**TASK BRIEF**
Look through the data below. Collect every line where the word "JSON" occurs.

Rows from a dataset
═══

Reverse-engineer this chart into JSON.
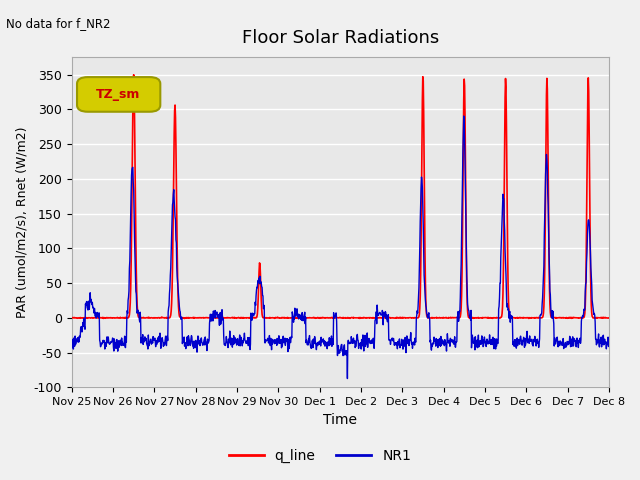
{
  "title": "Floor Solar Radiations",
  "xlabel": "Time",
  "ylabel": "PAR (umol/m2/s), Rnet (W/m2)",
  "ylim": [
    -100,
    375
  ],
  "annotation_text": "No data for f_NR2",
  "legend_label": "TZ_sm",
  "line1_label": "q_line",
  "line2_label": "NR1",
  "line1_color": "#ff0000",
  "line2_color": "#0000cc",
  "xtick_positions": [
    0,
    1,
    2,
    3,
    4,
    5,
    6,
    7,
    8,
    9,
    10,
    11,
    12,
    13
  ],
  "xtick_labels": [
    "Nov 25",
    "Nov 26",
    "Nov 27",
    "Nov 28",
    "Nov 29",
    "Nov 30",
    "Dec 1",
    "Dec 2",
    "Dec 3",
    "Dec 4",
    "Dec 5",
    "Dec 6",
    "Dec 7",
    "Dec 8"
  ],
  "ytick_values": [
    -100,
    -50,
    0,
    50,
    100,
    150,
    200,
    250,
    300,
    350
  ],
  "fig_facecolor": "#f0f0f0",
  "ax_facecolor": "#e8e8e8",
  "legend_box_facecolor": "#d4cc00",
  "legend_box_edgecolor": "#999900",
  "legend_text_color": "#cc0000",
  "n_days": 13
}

═══

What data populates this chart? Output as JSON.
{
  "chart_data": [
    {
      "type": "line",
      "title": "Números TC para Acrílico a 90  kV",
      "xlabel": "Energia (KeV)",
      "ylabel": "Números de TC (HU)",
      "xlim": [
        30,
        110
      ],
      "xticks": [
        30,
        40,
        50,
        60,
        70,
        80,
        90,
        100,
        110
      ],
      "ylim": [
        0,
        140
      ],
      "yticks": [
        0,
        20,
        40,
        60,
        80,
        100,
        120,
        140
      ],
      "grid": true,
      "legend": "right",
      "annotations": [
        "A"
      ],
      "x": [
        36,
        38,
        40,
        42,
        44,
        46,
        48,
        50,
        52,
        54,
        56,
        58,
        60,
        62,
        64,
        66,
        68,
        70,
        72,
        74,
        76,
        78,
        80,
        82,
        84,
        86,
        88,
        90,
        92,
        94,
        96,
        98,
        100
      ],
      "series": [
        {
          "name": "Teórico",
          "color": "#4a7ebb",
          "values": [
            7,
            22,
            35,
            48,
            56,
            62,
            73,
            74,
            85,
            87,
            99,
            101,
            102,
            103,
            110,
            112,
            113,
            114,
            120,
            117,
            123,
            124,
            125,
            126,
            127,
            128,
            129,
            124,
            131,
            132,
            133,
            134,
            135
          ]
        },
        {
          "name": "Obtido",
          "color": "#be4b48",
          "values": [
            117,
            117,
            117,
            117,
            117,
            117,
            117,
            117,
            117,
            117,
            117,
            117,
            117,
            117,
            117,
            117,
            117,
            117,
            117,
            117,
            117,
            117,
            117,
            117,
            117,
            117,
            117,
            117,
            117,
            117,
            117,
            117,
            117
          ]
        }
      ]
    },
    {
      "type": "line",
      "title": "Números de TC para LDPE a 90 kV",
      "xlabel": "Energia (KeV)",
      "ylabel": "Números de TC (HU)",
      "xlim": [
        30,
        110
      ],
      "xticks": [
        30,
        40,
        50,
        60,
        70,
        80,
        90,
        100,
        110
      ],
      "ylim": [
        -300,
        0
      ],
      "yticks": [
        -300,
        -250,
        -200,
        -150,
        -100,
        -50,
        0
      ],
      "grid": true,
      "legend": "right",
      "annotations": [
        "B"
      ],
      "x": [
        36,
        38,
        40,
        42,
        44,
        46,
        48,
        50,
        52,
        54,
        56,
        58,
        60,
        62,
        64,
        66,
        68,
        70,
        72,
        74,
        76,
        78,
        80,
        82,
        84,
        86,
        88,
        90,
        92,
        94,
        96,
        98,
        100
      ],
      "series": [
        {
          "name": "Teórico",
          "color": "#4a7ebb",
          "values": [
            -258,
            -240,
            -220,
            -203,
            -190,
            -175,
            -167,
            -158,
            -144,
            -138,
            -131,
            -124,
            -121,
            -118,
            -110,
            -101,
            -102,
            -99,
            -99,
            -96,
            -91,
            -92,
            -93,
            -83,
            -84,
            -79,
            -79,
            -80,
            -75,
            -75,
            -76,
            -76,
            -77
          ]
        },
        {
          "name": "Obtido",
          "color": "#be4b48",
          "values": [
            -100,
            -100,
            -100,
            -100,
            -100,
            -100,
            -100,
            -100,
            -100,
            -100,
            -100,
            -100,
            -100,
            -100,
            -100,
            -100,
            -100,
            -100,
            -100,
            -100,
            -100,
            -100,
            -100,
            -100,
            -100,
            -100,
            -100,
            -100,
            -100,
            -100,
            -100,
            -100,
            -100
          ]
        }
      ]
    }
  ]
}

═══

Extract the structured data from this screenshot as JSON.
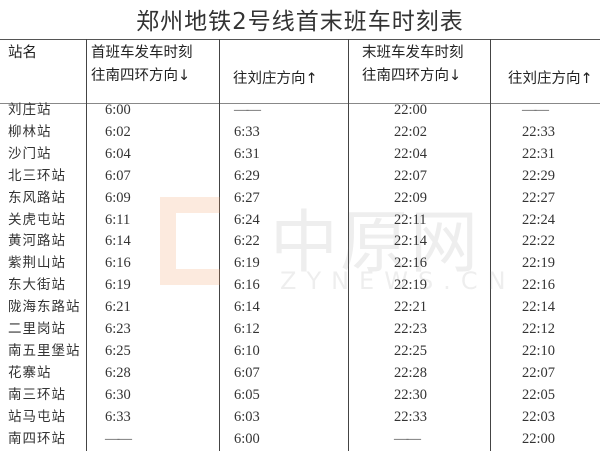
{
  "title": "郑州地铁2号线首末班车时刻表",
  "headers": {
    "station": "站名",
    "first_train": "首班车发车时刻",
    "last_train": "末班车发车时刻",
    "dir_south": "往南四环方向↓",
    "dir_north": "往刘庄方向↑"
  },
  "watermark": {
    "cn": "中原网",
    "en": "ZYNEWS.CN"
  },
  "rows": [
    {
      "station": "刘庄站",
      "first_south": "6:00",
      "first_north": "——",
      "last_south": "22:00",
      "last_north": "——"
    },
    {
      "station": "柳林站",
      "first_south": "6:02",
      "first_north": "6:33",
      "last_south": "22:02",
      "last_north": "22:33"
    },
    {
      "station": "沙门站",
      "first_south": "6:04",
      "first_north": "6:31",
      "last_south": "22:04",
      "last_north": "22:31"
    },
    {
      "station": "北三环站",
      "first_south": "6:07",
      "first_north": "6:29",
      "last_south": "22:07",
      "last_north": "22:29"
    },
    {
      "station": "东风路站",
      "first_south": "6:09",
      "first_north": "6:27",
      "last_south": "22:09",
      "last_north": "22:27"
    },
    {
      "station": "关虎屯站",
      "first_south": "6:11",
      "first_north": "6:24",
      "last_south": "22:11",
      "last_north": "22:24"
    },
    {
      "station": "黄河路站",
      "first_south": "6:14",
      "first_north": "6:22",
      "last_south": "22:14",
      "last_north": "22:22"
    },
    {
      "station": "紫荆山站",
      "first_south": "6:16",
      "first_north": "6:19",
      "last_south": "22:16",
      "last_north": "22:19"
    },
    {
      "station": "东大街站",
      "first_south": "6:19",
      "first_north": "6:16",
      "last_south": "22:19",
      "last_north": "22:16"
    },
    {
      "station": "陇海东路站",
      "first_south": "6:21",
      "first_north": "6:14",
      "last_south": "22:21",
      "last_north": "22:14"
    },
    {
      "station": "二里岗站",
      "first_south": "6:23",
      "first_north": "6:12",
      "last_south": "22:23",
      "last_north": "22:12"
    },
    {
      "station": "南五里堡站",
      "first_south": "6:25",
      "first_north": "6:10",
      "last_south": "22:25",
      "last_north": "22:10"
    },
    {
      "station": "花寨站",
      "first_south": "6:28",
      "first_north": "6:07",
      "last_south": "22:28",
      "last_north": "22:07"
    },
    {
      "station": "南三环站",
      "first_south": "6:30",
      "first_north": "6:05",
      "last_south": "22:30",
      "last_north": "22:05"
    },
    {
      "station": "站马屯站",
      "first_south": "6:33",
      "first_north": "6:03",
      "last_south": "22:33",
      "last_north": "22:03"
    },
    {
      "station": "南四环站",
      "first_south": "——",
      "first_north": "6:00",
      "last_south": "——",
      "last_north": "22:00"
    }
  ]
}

═══

**WRITTEN ANSWER**
Reverse-engineer this chart into JSON.
What data populates this chart? Output as JSON.
Extract the structured data from this screenshot as JSON.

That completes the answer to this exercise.